LISTED RECORDS »
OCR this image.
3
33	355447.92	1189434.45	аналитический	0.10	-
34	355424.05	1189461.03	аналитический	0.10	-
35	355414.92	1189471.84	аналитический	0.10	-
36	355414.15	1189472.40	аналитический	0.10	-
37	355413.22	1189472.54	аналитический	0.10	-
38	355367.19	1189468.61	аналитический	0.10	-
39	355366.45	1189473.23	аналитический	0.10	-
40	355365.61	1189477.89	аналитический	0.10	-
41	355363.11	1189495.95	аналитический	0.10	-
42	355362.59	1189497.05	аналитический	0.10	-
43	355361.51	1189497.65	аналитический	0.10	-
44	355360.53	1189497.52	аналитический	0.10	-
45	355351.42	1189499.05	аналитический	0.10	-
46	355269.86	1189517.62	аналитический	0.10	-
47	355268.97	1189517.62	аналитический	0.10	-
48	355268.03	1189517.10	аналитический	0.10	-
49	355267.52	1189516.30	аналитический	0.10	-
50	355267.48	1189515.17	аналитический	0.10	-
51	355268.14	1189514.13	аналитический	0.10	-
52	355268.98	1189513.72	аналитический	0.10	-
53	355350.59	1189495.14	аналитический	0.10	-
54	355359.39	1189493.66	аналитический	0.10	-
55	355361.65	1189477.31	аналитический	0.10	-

REQUIREMENTS »
Repeat every entry exactly as written above.

EXERCISE RESULT »
OCR this image.
3
33	355447.92	1189434.45	аналитический	0.10	-
34	355424.05	1189461.03	аналитический	0.10	-
35	355414.92	1189471.84	аналитический	0.10	-
36	355414.15	1189472.40	аналитический	0.10	-
37	355413.22	1189472.54	аналитический	0.10	-
38	355367.19	1189468.61	аналитический	0.10	-
39	355366.45	1189473.23	аналитический	0.10	-
40	355365.61	1189477.89	аналитический	0.10	-
41	355363.11	1189495.95	аналитический	0.10	-
42	355362.59	1189497.05	аналитический	0.10	-
43	355361.51	1189497.65	аналитический	0.10	-
44	355360.53	1189497.52	аналитический	0.10	-
45	355351.42	1189499.05	аналитический	0.10	-
46	355269.86	1189517.62	аналитический	0.10	-
47	355268.97	1189517.62	аналитический	0.10	-
48	355268.03	1189517.10	аналитический	0.10	-
49	355267.52	1189516.30	аналитический	0.10	-
50	355267.48	1189515.17	аналитический	0.10	-
51	355268.14	1189514.13	аналитический	0.10	-
52	355268.98	1189513.72	аналитический	0.10	-
53	355350.59	1189495.14	аналитический	0.10	-
54	355359.39	1189493.66	аналитический	0.10	-
55	355361.65	1189477.31	аналитический	0.10	-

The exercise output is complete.